◆ **Problem to work on**
Without including any pictures, write out the listing below exactly.

________________________

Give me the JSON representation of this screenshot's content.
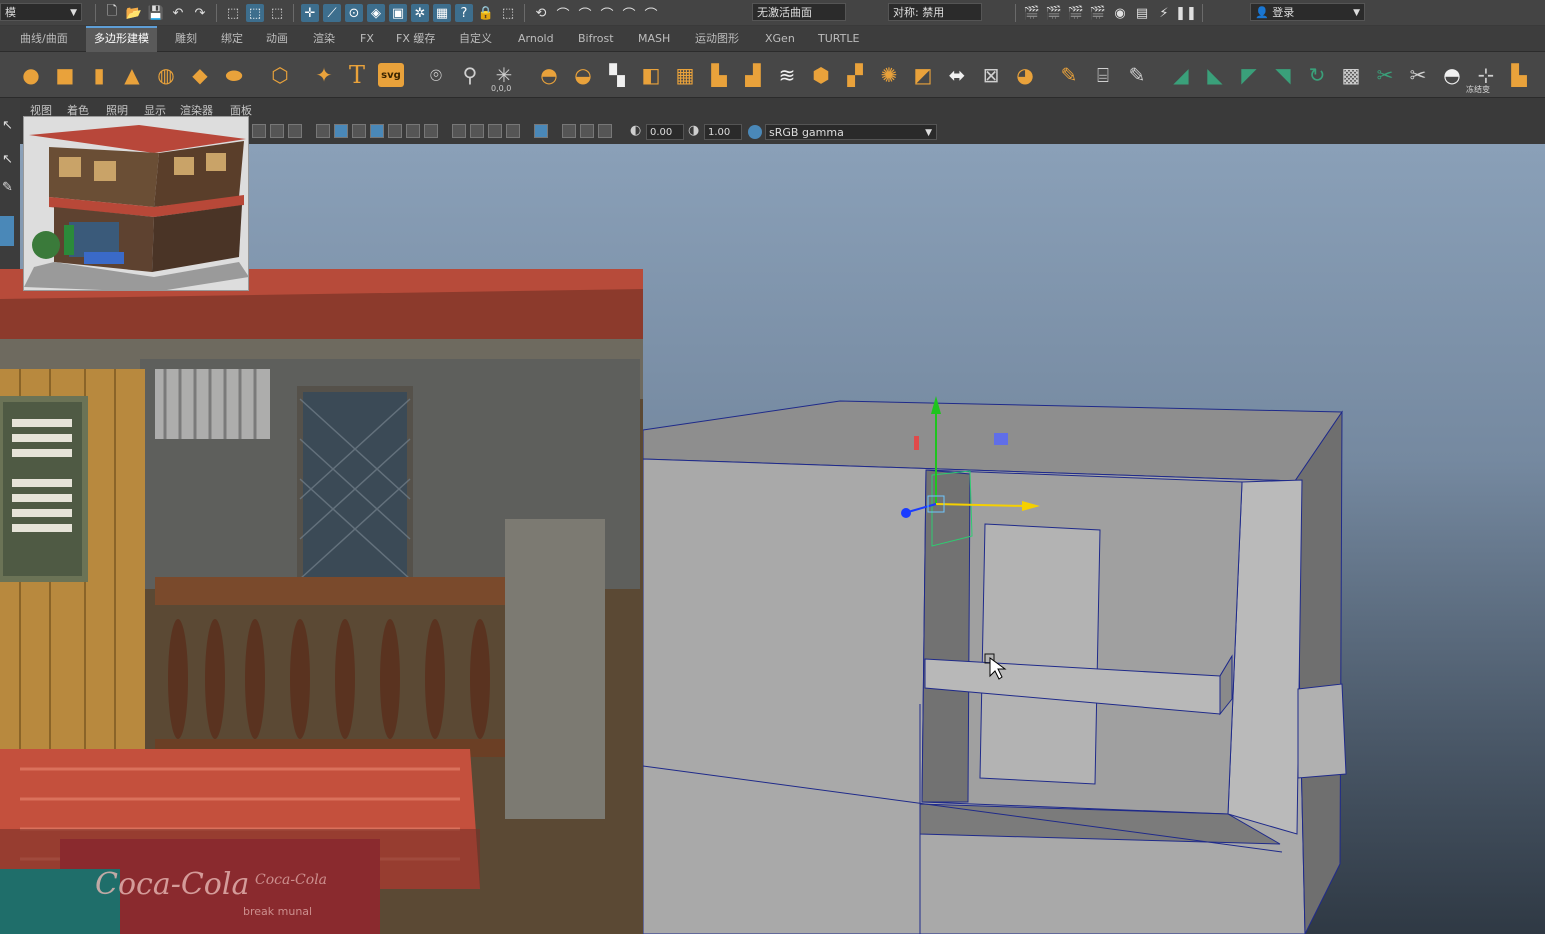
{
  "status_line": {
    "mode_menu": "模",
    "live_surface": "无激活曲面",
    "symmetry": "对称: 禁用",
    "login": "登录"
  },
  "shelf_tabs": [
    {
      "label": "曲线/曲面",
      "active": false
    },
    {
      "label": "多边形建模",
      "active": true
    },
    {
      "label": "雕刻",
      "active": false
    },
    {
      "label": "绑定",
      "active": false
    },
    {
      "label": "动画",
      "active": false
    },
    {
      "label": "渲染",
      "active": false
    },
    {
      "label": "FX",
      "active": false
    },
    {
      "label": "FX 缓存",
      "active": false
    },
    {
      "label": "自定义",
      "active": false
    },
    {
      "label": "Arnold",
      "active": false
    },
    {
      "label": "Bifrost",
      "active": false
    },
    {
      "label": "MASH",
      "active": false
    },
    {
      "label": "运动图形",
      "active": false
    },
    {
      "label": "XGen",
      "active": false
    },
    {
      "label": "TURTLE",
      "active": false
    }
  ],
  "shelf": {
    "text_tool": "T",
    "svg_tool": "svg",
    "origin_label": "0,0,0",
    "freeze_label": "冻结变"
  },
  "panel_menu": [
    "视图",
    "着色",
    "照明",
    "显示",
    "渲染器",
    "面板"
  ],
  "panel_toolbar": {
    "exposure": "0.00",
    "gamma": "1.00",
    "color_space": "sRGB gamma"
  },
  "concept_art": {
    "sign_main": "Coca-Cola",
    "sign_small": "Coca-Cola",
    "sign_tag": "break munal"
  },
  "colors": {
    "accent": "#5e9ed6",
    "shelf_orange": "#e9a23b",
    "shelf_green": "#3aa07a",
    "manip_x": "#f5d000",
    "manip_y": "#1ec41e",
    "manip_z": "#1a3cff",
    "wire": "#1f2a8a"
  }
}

________________________

◆ **Exercise response**
Give me the JSON representation of this screenshot's content.
{
  "status_line": {
    "mode_menu": "模",
    "live_surface": "无激活曲面",
    "symmetry": "对称: 禁用",
    "login": "登录"
  },
  "shelf_tabs": [
    {
      "label": "曲线/曲面",
      "active": false
    },
    {
      "label": "多边形建模",
      "active": true
    },
    {
      "label": "雕刻",
      "active": false
    },
    {
      "label": "绑定",
      "active": false
    },
    {
      "label": "动画",
      "active": false
    },
    {
      "label": "渲染",
      "active": false
    },
    {
      "label": "FX",
      "active": false
    },
    {
      "label": "FX 缓存",
      "active": false
    },
    {
      "label": "自定义",
      "active": false
    },
    {
      "label": "Arnold",
      "active": false
    },
    {
      "label": "Bifrost",
      "active": false
    },
    {
      "label": "MASH",
      "active": false
    },
    {
      "label": "运动图形",
      "active": false
    },
    {
      "label": "XGen",
      "active": false
    },
    {
      "label": "TURTLE",
      "active": false
    }
  ],
  "shelf": {
    "text_tool": "T",
    "svg_tool": "svg",
    "origin_label": "0,0,0",
    "freeze_label": "冻结变"
  },
  "panel_menu": [
    "视图",
    "着色",
    "照明",
    "显示",
    "渲染器",
    "面板"
  ],
  "panel_toolbar": {
    "exposure": "0.00",
    "gamma": "1.00",
    "color_space": "sRGB gamma"
  },
  "concept_art": {
    "sign_main": "Coca-Cola",
    "sign_small": "Coca-Cola",
    "sign_tag": "break munal"
  },
  "colors": {
    "accent": "#5e9ed6",
    "shelf_orange": "#e9a23b",
    "shelf_green": "#3aa07a",
    "manip_x": "#f5d000",
    "manip_y": "#1ec41e",
    "manip_z": "#1a3cff",
    "wire": "#1f2a8a"
  }
}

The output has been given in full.